> _AUFGABE A_
Mit welcher Gruppe arbeitet Mareike Wellner laut dem Textauszug über den Arbeitskreis Sexuelle Bildung in den Schulen?
-------- TEXTAUSZUG --------
Positive aber auch negative Effekte durch die neuen Medien

Seit seiner Gründung im Jahr 2000 bietet der Arbeitskreis Möglichkeiten zum Austausch, so wie zur Vernetzung. Er umfasst verschiedene Fachkräfte kommunaler Akteure und anerkannter Träger der freien Jugendhilfe. Zu diesen gehören unter anderem Sunrise/SLADO e.V., aidshilfe dortmund e.V. oder die Beratungsstelle Westhoffstraße. ___STEADY_PAYWALL___

Vor dem offiziellen Auftakt der Eröffnungsfeier boten Mareike Wellner und Michael Schank den Nordstadtbloggern im Gespräch einen kleinen Überblick zu den Themen, die in den letzten Jahren relavanter wurden, so wie zu den Themen die es nach wie vor geblieben sind. Mareike Wellner arbeitet seit zehn Jahren im „Arbeitskreis Sexuelle Bildung“, Michael Schank bereits seit dessen Gründung vor 21 Jahren.

„Gerade das Thema digitale Medien ist einfach ganz in den Vordergrund getreten, was positive Effekte hat, was aber auch negative Effekte hat“, erklärt Wellner. Sie und Schank leisten ein großen Teil ihrer Bildungsarbeit in Schulen. Michael Schank arbeitet mit den Jungs, Mareike Wellner mit den Mädchen. „Bei den Mädchen kriege ich viel mit, dass auch sexualisierte Übergriffe passieren durch digitale Medien, Dinge werden weitergeschickt, Sexting ist ein Thema.“

Das ausführliche Programm mit weiteren Infos finden Sie im Anhang des Artikels.

Positiv falle auf, dass viele Jugendliche durch digitale Medien besser informiert und offener seien. Der Begriff LGBTQ+ sei den meisten ein Begriff. „Zumindest vor 15 Jahren wurde gerade das Thema Homosexualität spontan oft negativ kommentiert.(…) Das hat sich auch deutlich verändert“, sagt Schank.

Jedoch gebe es auch nach wie vor viele Leute, die Sexueller Bildung ablehnend gegenüber stehen. Der Begriff „Frühsexualisierung“ diene oft als negatives Schlagwort, um Sexualaufklärung bei Kinder und Jugendlichen abzuwerten. Hierbei wird fälschlicherweise impliziert, dass Minderjährige durch Sexuelle Bildung an für ihr Alter unangemessene Inhalte herangeführt werden.
--------
> _AUFGABE B_
Gib aus den Datensätzen den Abschnitt unverändert wieder, der mit der Zeile beginnt, die „bullet-dash: ــ bbox=[709, 583, 721, 602]“ enthält, und mit der Zeile endet, die „paragraph-line: العـربي الأوروبي“ enthält. Beide Zeilen gehören dazu.
-------- ÜBUNGSMATERIAL --------
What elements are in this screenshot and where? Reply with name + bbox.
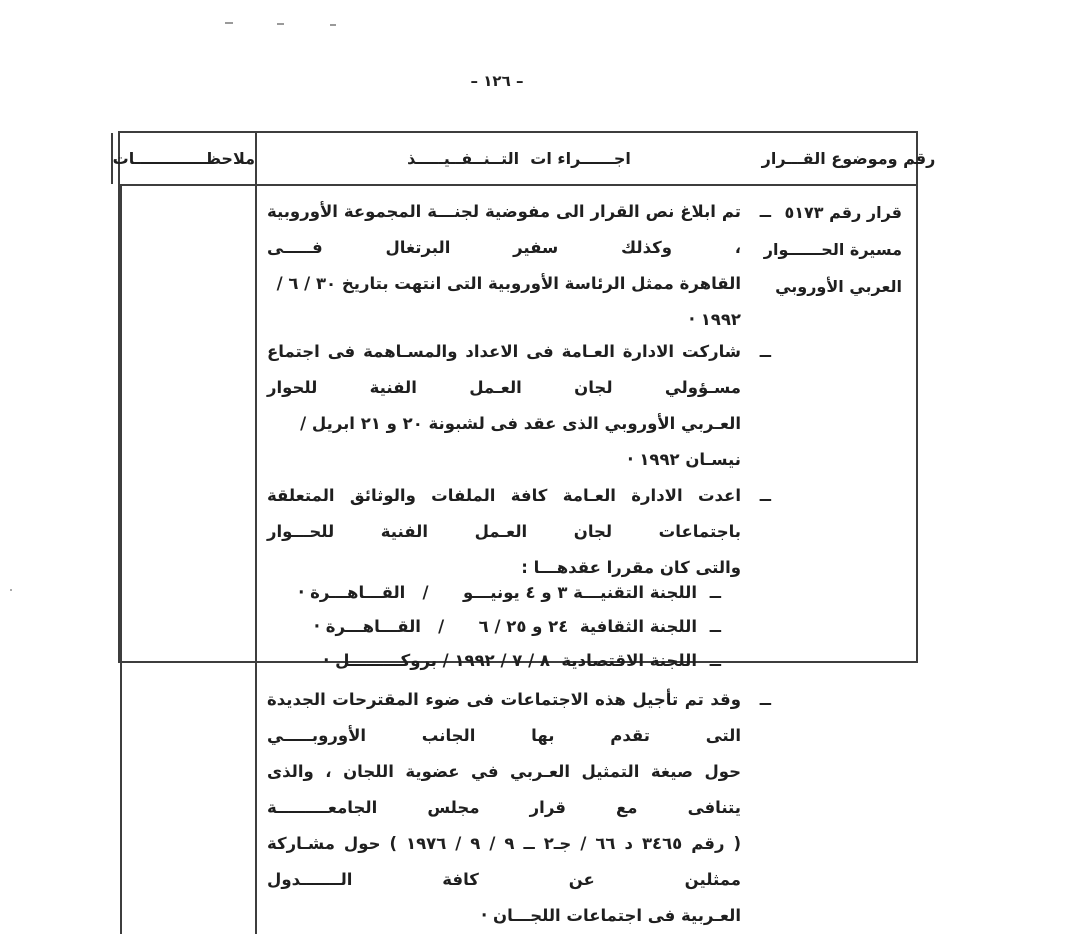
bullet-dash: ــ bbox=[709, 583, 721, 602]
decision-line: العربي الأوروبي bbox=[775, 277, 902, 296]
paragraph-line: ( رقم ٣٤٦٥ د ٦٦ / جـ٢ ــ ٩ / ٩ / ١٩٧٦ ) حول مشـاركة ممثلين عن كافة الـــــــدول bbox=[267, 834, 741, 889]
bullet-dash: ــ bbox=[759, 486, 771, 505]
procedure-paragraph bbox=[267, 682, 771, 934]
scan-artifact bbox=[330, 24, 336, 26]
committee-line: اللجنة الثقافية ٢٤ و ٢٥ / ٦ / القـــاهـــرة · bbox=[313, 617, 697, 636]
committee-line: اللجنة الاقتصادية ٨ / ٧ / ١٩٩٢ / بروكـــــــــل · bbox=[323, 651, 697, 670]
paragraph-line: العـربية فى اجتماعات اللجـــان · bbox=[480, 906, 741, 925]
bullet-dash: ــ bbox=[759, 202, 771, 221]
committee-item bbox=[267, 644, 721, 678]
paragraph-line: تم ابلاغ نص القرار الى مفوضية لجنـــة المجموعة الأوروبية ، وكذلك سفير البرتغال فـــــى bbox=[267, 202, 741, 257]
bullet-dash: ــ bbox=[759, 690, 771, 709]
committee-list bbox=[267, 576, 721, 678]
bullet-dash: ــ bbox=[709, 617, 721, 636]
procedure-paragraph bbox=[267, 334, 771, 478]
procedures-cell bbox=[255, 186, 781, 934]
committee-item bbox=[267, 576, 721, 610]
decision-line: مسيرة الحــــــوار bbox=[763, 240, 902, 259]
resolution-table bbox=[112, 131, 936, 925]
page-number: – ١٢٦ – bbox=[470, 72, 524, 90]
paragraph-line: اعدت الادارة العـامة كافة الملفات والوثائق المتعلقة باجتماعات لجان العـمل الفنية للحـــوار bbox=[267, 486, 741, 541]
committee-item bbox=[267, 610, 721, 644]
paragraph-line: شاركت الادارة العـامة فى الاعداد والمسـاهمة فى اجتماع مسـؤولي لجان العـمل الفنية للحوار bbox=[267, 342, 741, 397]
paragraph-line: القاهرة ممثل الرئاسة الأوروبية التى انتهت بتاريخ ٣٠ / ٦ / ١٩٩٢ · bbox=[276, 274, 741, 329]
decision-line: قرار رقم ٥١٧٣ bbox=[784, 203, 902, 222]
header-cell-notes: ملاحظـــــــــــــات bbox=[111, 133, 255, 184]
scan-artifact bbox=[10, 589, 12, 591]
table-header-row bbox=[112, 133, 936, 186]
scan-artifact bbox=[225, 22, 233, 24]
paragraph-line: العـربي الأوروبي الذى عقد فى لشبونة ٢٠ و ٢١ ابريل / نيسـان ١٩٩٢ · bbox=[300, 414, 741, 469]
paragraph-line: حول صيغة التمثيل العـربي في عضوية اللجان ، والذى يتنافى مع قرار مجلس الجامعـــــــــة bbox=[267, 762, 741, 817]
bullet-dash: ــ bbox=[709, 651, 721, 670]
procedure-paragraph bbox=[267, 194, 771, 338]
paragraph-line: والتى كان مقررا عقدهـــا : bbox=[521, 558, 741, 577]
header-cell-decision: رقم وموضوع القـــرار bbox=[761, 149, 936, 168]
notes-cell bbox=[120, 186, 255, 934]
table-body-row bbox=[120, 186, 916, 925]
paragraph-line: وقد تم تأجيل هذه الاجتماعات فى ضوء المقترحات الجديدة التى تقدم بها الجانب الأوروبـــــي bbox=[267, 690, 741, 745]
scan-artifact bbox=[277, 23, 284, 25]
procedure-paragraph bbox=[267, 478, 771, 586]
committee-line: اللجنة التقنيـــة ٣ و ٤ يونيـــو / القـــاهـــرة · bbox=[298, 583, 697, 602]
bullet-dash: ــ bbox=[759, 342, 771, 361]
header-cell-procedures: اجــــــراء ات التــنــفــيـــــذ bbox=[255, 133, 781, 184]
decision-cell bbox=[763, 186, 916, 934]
--------
> _ENDERGEBNIS A_
Mit den Mädchen.

> _ENDERGEBNIS B_
bullet-dash: ــ bbox=[709, 583, 721, 602]
decision-line: العربي الأوروبي bbox=[775, 277, 902, 296]
paragraph-line: ( رقم ٣٤٦٥ د ٦٦ / جـ٢ ــ ٩ / ٩ / ١٩٧٦ ) حول مشـاركة ممثلين عن كافة الـــــــدول bbox=[267, 834, 741, 889]
bullet-dash: ــ bbox=[759, 486, 771, 505]
procedure-paragraph bbox=[267, 682, 771, 934]
scan-artifact bbox=[330, 24, 336, 26]
committee-line: اللجنة الثقافية ٢٤ و ٢٥ / ٦ / القـــاهـــرة · bbox=[313, 617, 697, 636]
committee-line: اللجنة الاقتصادية ٨ / ٧ / ١٩٩٢ / بروكـــــــــل · bbox=[323, 651, 697, 670]
paragraph-line: العـربية فى اجتماعات اللجـــان · bbox=[480, 906, 741, 925]
bullet-dash: ــ bbox=[759, 202, 771, 221]
committee-item bbox=[267, 644, 721, 678]
paragraph-line: تم ابلاغ نص القرار الى مفوضية لجنـــة المجموعة الأوروبية ، وكذلك سفير البرتغال فـــــى bbox=[267, 202, 741, 257]
bullet-dash: ــ bbox=[759, 690, 771, 709]
committee-list bbox=[267, 576, 721, 678]
bullet-dash: ــ bbox=[709, 617, 721, 636]
procedure-paragraph bbox=[267, 334, 771, 478]
procedures-cell bbox=[255, 186, 781, 934]
committee-item bbox=[267, 576, 721, 610]
decision-line: مسيرة الحــــــوار bbox=[763, 240, 902, 259]
resolution-table bbox=[112, 131, 936, 925]
page-number: – ١٢٦ – bbox=[470, 72, 524, 90]
paragraph-line: اعدت الادارة العـامة كافة الملفات والوثائق المتعلقة باجتماعات لجان العـمل الفنية للحـــوار bbox=[267, 486, 741, 541]
committee-item bbox=[267, 610, 721, 644]
paragraph-line: شاركت الادارة العـامة فى الاعداد والمسـاهمة فى اجتماع مسـؤولي لجان العـمل الفنية للحوار bbox=[267, 342, 741, 397]
paragraph-line: القاهرة ممثل الرئاسة الأوروبية التى انتهت بتاريخ ٣٠ / ٦ / ١٩٩٢ · bbox=[276, 274, 741, 329]
decision-line: قرار رقم ٥١٧٣ bbox=[784, 203, 902, 222]
header-cell-notes: ملاحظـــــــــــــات bbox=[111, 133, 255, 184]
scan-artifact bbox=[10, 589, 12, 591]
table-header-row bbox=[112, 133, 936, 186]
scan-artifact bbox=[225, 22, 233, 24]
paragraph-line: العـربي الأوروبي الذى عقد فى لشبونة ٢٠ و ٢١ ابريل / نيسـان ١٩٩٢ · bbox=[300, 414, 741, 469]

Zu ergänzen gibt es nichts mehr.